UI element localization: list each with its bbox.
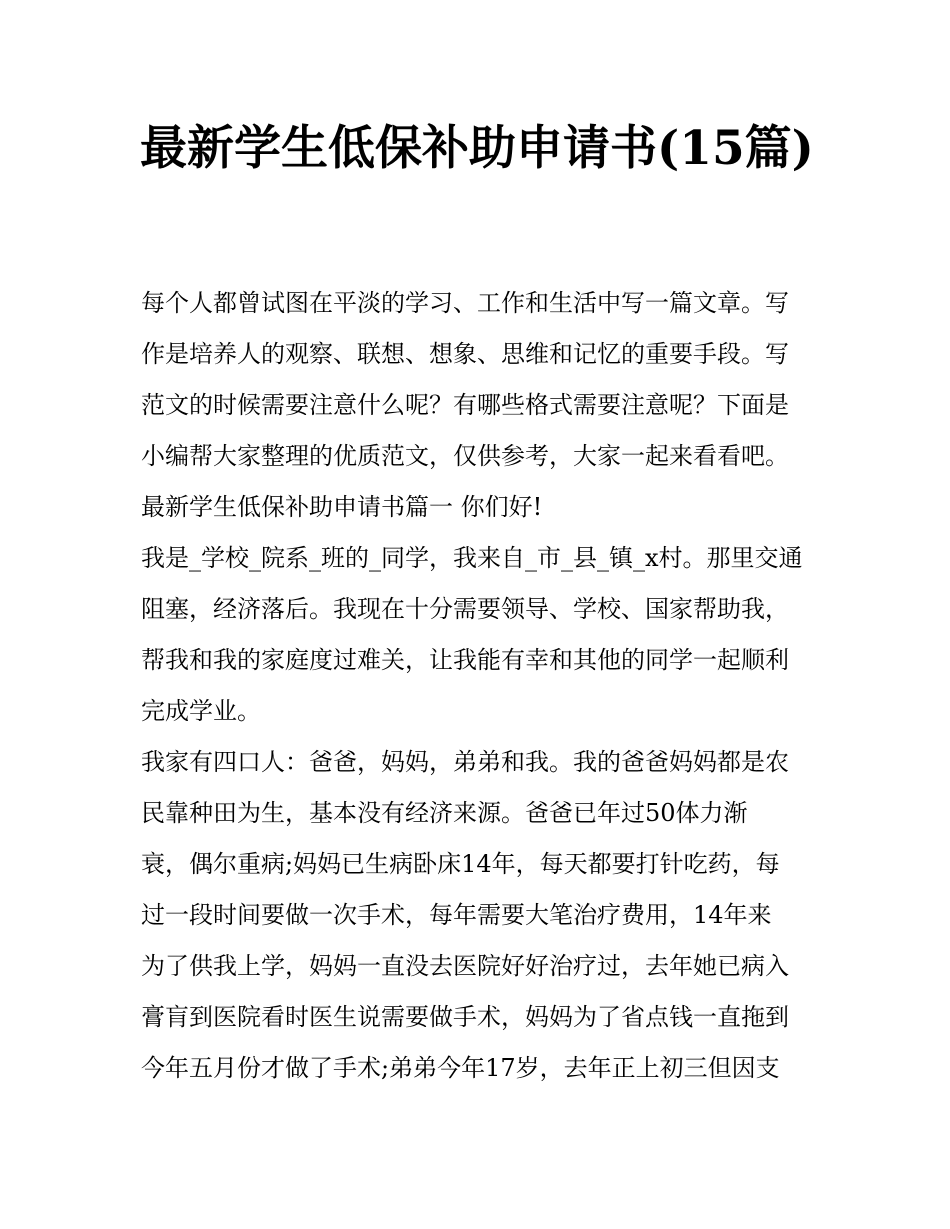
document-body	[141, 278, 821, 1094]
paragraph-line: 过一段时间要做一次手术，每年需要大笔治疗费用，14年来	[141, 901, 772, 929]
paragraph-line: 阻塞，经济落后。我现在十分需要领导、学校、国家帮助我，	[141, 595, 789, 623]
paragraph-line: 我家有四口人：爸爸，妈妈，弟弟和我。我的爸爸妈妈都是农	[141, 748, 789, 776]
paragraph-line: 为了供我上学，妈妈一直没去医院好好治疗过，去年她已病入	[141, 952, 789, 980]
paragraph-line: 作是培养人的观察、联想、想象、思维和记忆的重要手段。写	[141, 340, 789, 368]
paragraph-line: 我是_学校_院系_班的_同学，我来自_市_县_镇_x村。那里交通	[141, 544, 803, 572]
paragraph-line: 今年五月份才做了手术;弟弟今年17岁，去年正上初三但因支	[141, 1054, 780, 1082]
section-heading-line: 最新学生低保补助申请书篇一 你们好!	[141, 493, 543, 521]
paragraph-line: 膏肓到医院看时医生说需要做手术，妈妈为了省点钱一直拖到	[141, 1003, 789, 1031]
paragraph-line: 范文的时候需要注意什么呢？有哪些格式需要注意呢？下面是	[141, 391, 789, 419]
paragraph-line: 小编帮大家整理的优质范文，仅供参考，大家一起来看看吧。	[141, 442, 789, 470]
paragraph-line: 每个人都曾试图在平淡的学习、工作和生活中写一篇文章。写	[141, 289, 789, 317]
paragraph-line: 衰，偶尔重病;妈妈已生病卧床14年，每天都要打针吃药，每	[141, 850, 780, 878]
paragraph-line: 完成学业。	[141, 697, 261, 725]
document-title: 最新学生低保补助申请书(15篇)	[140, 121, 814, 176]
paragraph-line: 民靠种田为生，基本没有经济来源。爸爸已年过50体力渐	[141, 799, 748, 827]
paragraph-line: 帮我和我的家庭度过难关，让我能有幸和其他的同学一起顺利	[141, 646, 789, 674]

**********

Count the lines in the entries above that contain the string "document", treating uppercase and lowercase as different, and reply with only the number.

2